# WHAT IS BEING ASKED
Output each line exactly as it appears, skipping any embedded picture.

═══ GIVEN RECORDS ═══

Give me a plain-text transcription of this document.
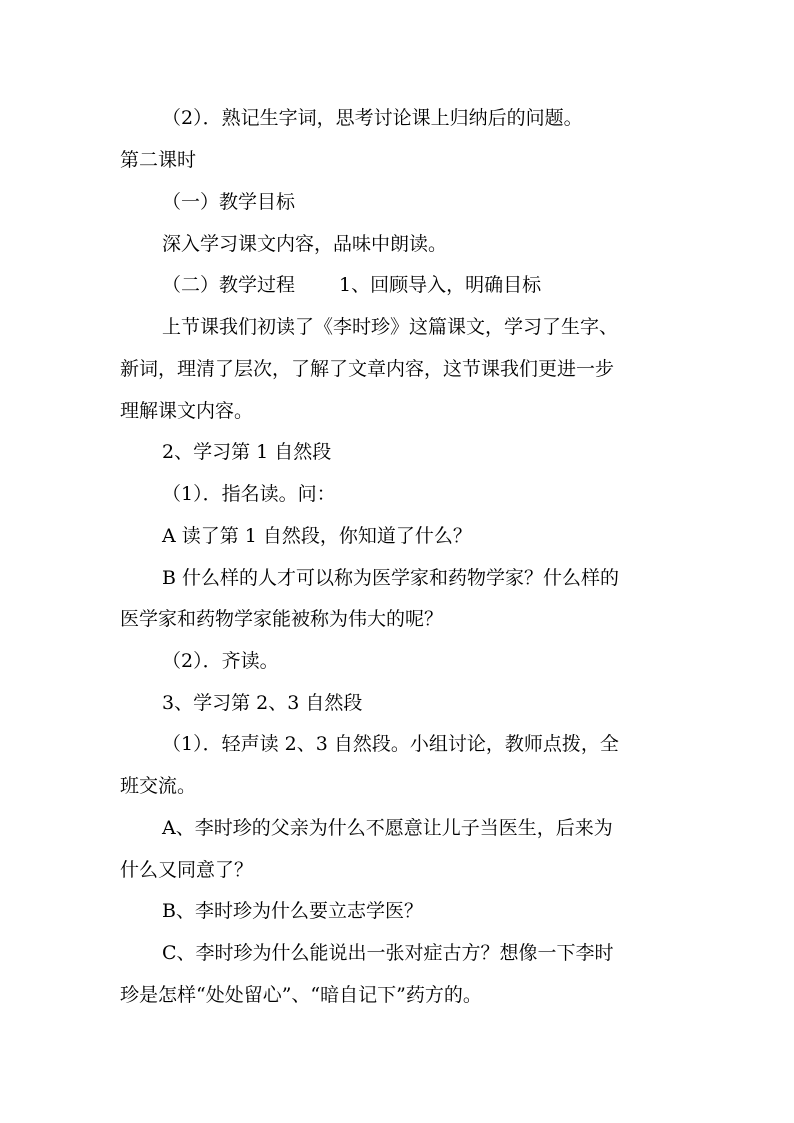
（2）．熟记生字词，思考讨论课上归纳后的问题。
第二课时
（一）教学目标
深入学习课文内容，品味中朗读。
（二）教学过程　　 1、回顾导入，明确目标
上节课我们初读了《李时珍》这篇课文，学习了生字、
新词，理清了层次，了解了文章内容，这节课我们更进一步
理解课文内容。
2、学习第 1 自然段
（1）．指名读。问：
A 读了第 1 自然段，你知道了什么？
B 什么样的人才可以称为医学家和药物学家？什么样的
医学家和药物学家能被称为伟大的呢？
（2）．齐读。
3、学习第 2、3 自然段
（1）．轻声读 2、3 自然段。小组讨论，教师点拨，全
班交流。
A、李时珍的父亲为什么不愿意让儿子当医生，后来为
什么又同意了？
B、李时珍为什么要立志学医？
C、李时珍为什么能说出一张对症古方？想像一下李时
珍是怎样“处处留心”、“暗自记下”药方的。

═══

# ANSWER TO THIS EXERCISE
Give me a plain-text transcription of this document.
（2）．熟记生字词，思考讨论课上归纳后的问题。
第二课时
（一）教学目标
深入学习课文内容，品味中朗读。
（二）教学过程　　 1、回顾导入，明确目标
上节课我们初读了《李时珍》这篇课文，学习了生字、
新词，理清了层次，了解了文章内容，这节课我们更进一步
理解课文内容。
2、学习第 1 自然段
（1）．指名读。问：
A 读了第 1 自然段，你知道了什么？
B 什么样的人才可以称为医学家和药物学家？什么样的
医学家和药物学家能被称为伟大的呢？
（2）．齐读。
3、学习第 2、3 自然段
（1）．轻声读 2、3 自然段。小组讨论，教师点拨，全
班交流。
A、李时珍的父亲为什么不愿意让儿子当医生，后来为
什么又同意了？
B、李时珍为什么要立志学医？
C、李时珍为什么能说出一张对症古方？想像一下李时
珍是怎样“处处留心”、“暗自记下”药方的。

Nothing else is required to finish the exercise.